TO BE DONE: All of the lines below are to be transcribed faithfully, with pictures excluded from the copy.

(Saved entries)
** START **

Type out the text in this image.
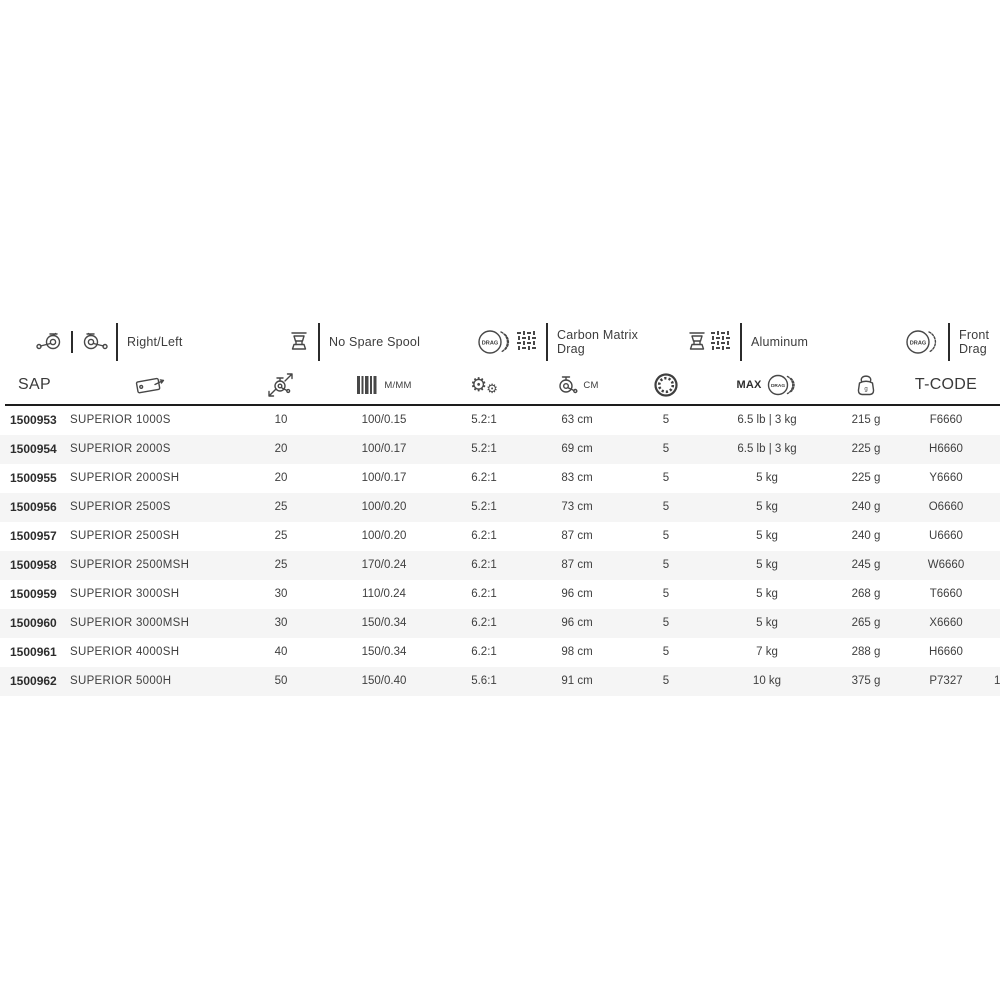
Right/Left	No Spare Spool	DRAG
Carbon Matrix Drag	Aluminum	DRAG
Front Drag
SAP	M/MM	⚙ ⚙	CM	MAX DRAG	g	T-CODE
1500953	SUPERIOR 1000S	10	100/0.15	5.2:1	63 cm	5	6.5 lb | 3 kg	215 g	F6660
1500954	SUPERIOR 2000S	20	100/0.17	5.2:1	69 cm	5	6.5 lb | 3 kg	225 g	H6660
1500955	SUPERIOR 2000SH	20	100/0.17	6.2:1	83 cm	5	5 kg	225 g	Y6660
1500956	SUPERIOR 2500S	25	100/0.20	5.2:1	73 cm	5	5 kg	240 g	O6660
1500957	SUPERIOR 2500SH	25	100/0.20	6.2:1	87 cm	5	5 kg	240 g	U6660
1500958	SUPERIOR 2500MSH	25	170/0.24	6.2:1	87 cm	5	5 kg	245 g	W6660
1500959	SUPERIOR 3000SH	30	110/0.24	6.2:1	96 cm	5	5 kg	268 g	T6660
1500960	SUPERIOR 3000MSH	30	150/0.34	6.2:1	96 cm	5	5 kg	265 g	X6660
1500961	SUPERIOR 4000SH	40	150/0.34	6.2:1	98 cm	5	7 kg	288 g	H6660
1500962	SUPERIOR 5000H	50	150/0.40	5.6:1	91 cm	5	10 kg	375 g	P7327	1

** END **

EXPECTED OUTPUT:
Type out the text in this image.
Right/Left	No Spare Spool	DRAG
Carbon Matrix Drag	Aluminum	DRAG
Front Drag
SAP	M/MM	⚙ ⚙	CM	MAX DRAG	g	T-CODE
1500953	SUPERIOR 1000S	10	100/0.15	5.2:1	63 cm	5	6.5 lb | 3 kg	215 g	F6660
1500954	SUPERIOR 2000S	20	100/0.17	5.2:1	69 cm	5	6.5 lb | 3 kg	225 g	H6660
1500955	SUPERIOR 2000SH	20	100/0.17	6.2:1	83 cm	5	5 kg	225 g	Y6660
1500956	SUPERIOR 2500S	25	100/0.20	5.2:1	73 cm	5	5 kg	240 g	O6660
1500957	SUPERIOR 2500SH	25	100/0.20	6.2:1	87 cm	5	5 kg	240 g	U6660
1500958	SUPERIOR 2500MSH	25	170/0.24	6.2:1	87 cm	5	5 kg	245 g	W6660
1500959	SUPERIOR 3000SH	30	110/0.24	6.2:1	96 cm	5	5 kg	268 g	T6660
1500960	SUPERIOR 3000MSH	30	150/0.34	6.2:1	96 cm	5	5 kg	265 g	X6660
1500961	SUPERIOR 4000SH	40	150/0.34	6.2:1	98 cm	5	7 kg	288 g	H6660
1500962	SUPERIOR 5000H	50	150/0.40	5.6:1	91 cm	5	10 kg	375 g	P7327	1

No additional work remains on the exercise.